• **SET EXERCISE**
Write out every record below exactly as it appears.

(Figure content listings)
= = =
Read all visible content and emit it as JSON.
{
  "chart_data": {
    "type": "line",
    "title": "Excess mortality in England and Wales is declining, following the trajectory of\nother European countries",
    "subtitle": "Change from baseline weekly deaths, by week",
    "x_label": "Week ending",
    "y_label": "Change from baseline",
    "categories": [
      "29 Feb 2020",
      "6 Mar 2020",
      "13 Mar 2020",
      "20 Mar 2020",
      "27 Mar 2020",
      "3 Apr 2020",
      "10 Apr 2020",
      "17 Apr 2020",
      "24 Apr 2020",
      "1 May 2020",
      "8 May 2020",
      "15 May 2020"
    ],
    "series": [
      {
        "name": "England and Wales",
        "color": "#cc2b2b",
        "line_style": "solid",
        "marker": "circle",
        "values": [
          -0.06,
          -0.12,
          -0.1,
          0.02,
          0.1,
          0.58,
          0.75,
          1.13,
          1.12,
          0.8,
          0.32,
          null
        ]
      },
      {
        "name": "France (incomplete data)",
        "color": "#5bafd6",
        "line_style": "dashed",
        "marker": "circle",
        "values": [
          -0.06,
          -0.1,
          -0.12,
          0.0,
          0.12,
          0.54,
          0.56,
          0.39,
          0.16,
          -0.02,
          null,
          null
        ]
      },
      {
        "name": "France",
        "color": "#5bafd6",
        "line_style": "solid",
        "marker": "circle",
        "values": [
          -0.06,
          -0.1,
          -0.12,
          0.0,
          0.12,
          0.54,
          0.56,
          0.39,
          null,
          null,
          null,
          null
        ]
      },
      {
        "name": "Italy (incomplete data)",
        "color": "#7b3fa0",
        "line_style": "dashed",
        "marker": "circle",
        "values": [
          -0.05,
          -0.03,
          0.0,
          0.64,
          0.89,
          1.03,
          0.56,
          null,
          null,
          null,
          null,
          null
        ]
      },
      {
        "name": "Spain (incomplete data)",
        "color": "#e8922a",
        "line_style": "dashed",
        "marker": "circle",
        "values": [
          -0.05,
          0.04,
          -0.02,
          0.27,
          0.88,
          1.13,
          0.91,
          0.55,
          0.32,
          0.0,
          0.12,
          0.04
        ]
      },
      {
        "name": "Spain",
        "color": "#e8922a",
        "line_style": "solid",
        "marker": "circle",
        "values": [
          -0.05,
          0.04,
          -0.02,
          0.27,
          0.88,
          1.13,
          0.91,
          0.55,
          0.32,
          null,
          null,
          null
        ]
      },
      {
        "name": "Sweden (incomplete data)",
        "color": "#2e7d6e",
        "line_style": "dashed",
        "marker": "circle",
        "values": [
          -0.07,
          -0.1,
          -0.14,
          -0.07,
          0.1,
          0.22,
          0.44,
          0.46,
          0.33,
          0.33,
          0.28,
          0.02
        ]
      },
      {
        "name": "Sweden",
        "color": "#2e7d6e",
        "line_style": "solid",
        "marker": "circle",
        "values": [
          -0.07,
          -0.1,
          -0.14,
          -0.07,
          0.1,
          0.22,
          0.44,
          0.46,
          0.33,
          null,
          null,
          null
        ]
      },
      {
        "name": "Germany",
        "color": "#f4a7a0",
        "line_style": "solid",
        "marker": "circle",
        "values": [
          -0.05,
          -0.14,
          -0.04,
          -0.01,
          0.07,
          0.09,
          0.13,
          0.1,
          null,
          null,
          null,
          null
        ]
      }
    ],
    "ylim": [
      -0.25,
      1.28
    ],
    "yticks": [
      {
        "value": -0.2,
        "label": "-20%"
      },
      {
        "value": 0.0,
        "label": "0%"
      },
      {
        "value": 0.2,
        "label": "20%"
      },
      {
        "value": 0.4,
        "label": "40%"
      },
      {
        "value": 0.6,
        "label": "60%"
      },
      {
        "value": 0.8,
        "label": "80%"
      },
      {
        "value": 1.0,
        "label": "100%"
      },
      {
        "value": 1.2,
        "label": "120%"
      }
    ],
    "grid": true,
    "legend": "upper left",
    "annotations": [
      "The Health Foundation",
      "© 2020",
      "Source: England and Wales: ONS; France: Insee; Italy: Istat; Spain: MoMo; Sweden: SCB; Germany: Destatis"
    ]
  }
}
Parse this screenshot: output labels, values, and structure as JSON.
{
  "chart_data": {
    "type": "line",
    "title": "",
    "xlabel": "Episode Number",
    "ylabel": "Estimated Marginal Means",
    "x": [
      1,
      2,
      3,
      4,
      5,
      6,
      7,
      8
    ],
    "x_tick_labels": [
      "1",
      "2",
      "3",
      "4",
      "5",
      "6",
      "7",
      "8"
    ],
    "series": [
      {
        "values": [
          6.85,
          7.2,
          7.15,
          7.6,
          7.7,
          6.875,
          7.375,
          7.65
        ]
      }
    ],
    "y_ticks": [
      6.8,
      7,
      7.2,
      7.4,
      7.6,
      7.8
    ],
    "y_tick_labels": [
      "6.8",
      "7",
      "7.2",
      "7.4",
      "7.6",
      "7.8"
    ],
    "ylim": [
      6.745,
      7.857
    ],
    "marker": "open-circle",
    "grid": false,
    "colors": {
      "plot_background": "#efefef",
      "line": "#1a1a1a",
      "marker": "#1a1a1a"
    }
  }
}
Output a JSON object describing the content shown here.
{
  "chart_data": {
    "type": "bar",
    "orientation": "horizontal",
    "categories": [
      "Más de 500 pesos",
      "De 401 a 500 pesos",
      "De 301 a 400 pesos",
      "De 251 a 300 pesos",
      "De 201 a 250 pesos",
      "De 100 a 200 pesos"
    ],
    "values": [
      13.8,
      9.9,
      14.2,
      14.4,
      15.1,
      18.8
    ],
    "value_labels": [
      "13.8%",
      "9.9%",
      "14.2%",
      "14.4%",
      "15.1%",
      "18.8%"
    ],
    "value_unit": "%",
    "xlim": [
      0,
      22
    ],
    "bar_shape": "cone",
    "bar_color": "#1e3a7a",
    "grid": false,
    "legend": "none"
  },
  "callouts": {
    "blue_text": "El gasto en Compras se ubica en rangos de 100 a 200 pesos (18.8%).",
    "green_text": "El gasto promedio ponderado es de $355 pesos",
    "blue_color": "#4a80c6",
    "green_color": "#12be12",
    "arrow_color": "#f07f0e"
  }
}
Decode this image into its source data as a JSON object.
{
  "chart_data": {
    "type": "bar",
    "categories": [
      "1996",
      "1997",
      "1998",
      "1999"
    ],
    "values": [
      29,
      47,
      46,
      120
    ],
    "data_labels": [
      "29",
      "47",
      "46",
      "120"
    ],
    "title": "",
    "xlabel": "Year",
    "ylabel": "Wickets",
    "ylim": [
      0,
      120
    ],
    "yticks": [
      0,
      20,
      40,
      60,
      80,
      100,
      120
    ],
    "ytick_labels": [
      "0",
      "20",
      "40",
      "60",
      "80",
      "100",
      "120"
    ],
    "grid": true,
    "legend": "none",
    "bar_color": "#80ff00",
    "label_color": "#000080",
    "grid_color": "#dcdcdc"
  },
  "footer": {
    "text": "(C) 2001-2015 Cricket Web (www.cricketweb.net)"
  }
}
= = =
• **ANSWER FOR THIS EXERCISE**
Read all visible content and emit it as JSON.
{
  "chart_data": {
    "type": "line",
    "title": "Excess mortality in England and Wales is declining, following the trajectory of\nother European countries",
    "subtitle": "Change from baseline weekly deaths, by week",
    "x_label": "Week ending",
    "y_label": "Change from baseline",
    "categories": [
      "29 Feb 2020",
      "6 Mar 2020",
      "13 Mar 2020",
      "20 Mar 2020",
      "27 Mar 2020",
      "3 Apr 2020",
      "10 Apr 2020",
      "17 Apr 2020",
      "24 Apr 2020",
      "1 May 2020",
      "8 May 2020",
      "15 May 2020"
    ],
    "series": [
      {
        "name": "England and Wales",
        "color": "#cc2b2b",
        "line_style": "solid",
        "marker": "circle",
        "values": [
          -0.06,
          -0.12,
          -0.1,
          0.02,
          0.1,
          0.58,
          0.75,
          1.13,
          1.12,
          0.8,
          0.32,
          null
        ]
      },
      {
        "name": "France (incomplete data)",
        "color": "#5bafd6",
        "line_style": "dashed",
        "marker": "circle",
        "values": [
          -0.06,
          -0.1,
          -0.12,
          0.0,
          0.12,
          0.54,
          0.56,
          0.39,
          0.16,
          -0.02,
          null,
          null
        ]
      },
      {
        "name": "France",
        "color": "#5bafd6",
        "line_style": "solid",
        "marker": "circle",
        "values": [
          -0.06,
          -0.1,
          -0.12,
          0.0,
          0.12,
          0.54,
          0.56,
          0.39,
          null,
          null,
          null,
          null
        ]
      },
      {
        "name": "Italy (incomplete data)",
        "color": "#7b3fa0",
        "line_style": "dashed",
        "marker": "circle",
        "values": [
          -0.05,
          -0.03,
          0.0,
          0.64,
          0.89,
          1.03,
          0.56,
          null,
          null,
          null,
          null,
          null
        ]
      },
      {
        "name": "Spain (incomplete data)",
        "color": "#e8922a",
        "line_style": "dashed",
        "marker": "circle",
        "values": [
          -0.05,
          0.04,
          -0.02,
          0.27,
          0.88,
          1.13,
          0.91,
          0.55,
          0.32,
          0.0,
          0.12,
          0.04
        ]
      },
      {
        "name": "Spain",
        "color": "#e8922a",
        "line_style": "solid",
        "marker": "circle",
        "values": [
          -0.05,
          0.04,
          -0.02,
          0.27,
          0.88,
          1.13,
          0.91,
          0.55,
          0.32,
          null,
          null,
          null
        ]
      },
      {
        "name": "Sweden (incomplete data)",
        "color": "#2e7d6e",
        "line_style": "dashed",
        "marker": "circle",
        "values": [
          -0.07,
          -0.1,
          -0.14,
          -0.07,
          0.1,
          0.22,
          0.44,
          0.46,
          0.33,
          0.33,
          0.28,
          0.02
        ]
      },
      {
        "name": "Sweden",
        "color": "#2e7d6e",
        "line_style": "solid",
        "marker": "circle",
        "values": [
          -0.07,
          -0.1,
          -0.14,
          -0.07,
          0.1,
          0.22,
          0.44,
          0.46,
          0.33,
          null,
          null,
          null
        ]
      },
      {
        "name": "Germany",
        "color": "#f4a7a0",
        "line_style": "solid",
        "marker": "circle",
        "values": [
          -0.05,
          -0.14,
          -0.04,
          -0.01,
          0.07,
          0.09,
          0.13,
          0.1,
          null,
          null,
          null,
          null
        ]
      }
    ],
    "ylim": [
      -0.25,
      1.28
    ],
    "yticks": [
      {
        "value": -0.2,
        "label": "-20%"
      },
      {
        "value": 0.0,
        "label": "0%"
      },
      {
        "value": 0.2,
        "label": "20%"
      },
      {
        "value": 0.4,
        "label": "40%"
      },
      {
        "value": 0.6,
        "label": "60%"
      },
      {
        "value": 0.8,
        "label": "80%"
      },
      {
        "value": 1.0,
        "label": "100%"
      },
      {
        "value": 1.2,
        "label": "120%"
      }
    ],
    "grid": true,
    "legend": "upper left",
    "annotations": [
      "The Health Foundation",
      "© 2020",
      "Source: England and Wales: ONS; France: Insee; Italy: Istat; Spain: MoMo; Sweden: SCB; Germany: Destatis"
    ]
  }
}
Parse this screenshot: output labels, values, and structure as JSON.
{
  "chart_data": {
    "type": "line",
    "title": "",
    "xlabel": "Episode Number",
    "ylabel": "Estimated Marginal Means",
    "x": [
      1,
      2,
      3,
      4,
      5,
      6,
      7,
      8
    ],
    "x_tick_labels": [
      "1",
      "2",
      "3",
      "4",
      "5",
      "6",
      "7",
      "8"
    ],
    "series": [
      {
        "values": [
          6.85,
          7.2,
          7.15,
          7.6,
          7.7,
          6.875,
          7.375,
          7.65
        ]
      }
    ],
    "y_ticks": [
      6.8,
      7,
      7.2,
      7.4,
      7.6,
      7.8
    ],
    "y_tick_labels": [
      "6.8",
      "7",
      "7.2",
      "7.4",
      "7.6",
      "7.8"
    ],
    "ylim": [
      6.745,
      7.857
    ],
    "marker": "open-circle",
    "grid": false,
    "colors": {
      "plot_background": "#efefef",
      "line": "#1a1a1a",
      "marker": "#1a1a1a"
    }
  }
}
Output a JSON object describing the content shown here.
{
  "chart_data": {
    "type": "bar",
    "orientation": "horizontal",
    "categories": [
      "Más de 500 pesos",
      "De 401 a 500 pesos",
      "De 301 a 400 pesos",
      "De 251 a 300 pesos",
      "De 201 a 250 pesos",
      "De 100 a 200 pesos"
    ],
    "values": [
      13.8,
      9.9,
      14.2,
      14.4,
      15.1,
      18.8
    ],
    "value_labels": [
      "13.8%",
      "9.9%",
      "14.2%",
      "14.4%",
      "15.1%",
      "18.8%"
    ],
    "value_unit": "%",
    "xlim": [
      0,
      22
    ],
    "bar_shape": "cone",
    "bar_color": "#1e3a7a",
    "grid": false,
    "legend": "none"
  },
  "callouts": {
    "blue_text": "El gasto en Compras se ubica en rangos de 100 a 200 pesos (18.8%).",
    "green_text": "El gasto promedio ponderado es de $355 pesos",
    "blue_color": "#4a80c6",
    "green_color": "#12be12",
    "arrow_color": "#f07f0e"
  }
}
Decode this image into its source data as a JSON object.
{
  "chart_data": {
    "type": "bar",
    "categories": [
      "1996",
      "1997",
      "1998",
      "1999"
    ],
    "values": [
      29,
      47,
      46,
      120
    ],
    "data_labels": [
      "29",
      "47",
      "46",
      "120"
    ],
    "title": "",
    "xlabel": "Year",
    "ylabel": "Wickets",
    "ylim": [
      0,
      120
    ],
    "yticks": [
      0,
      20,
      40,
      60,
      80,
      100,
      120
    ],
    "ytick_labels": [
      "0",
      "20",
      "40",
      "60",
      "80",
      "100",
      "120"
    ],
    "grid": true,
    "legend": "none",
    "bar_color": "#80ff00",
    "label_color": "#000080",
    "grid_color": "#dcdcdc"
  },
  "footer": {
    "text": "(C) 2001-2015 Cricket Web (www.cricketweb.net)"
  }
}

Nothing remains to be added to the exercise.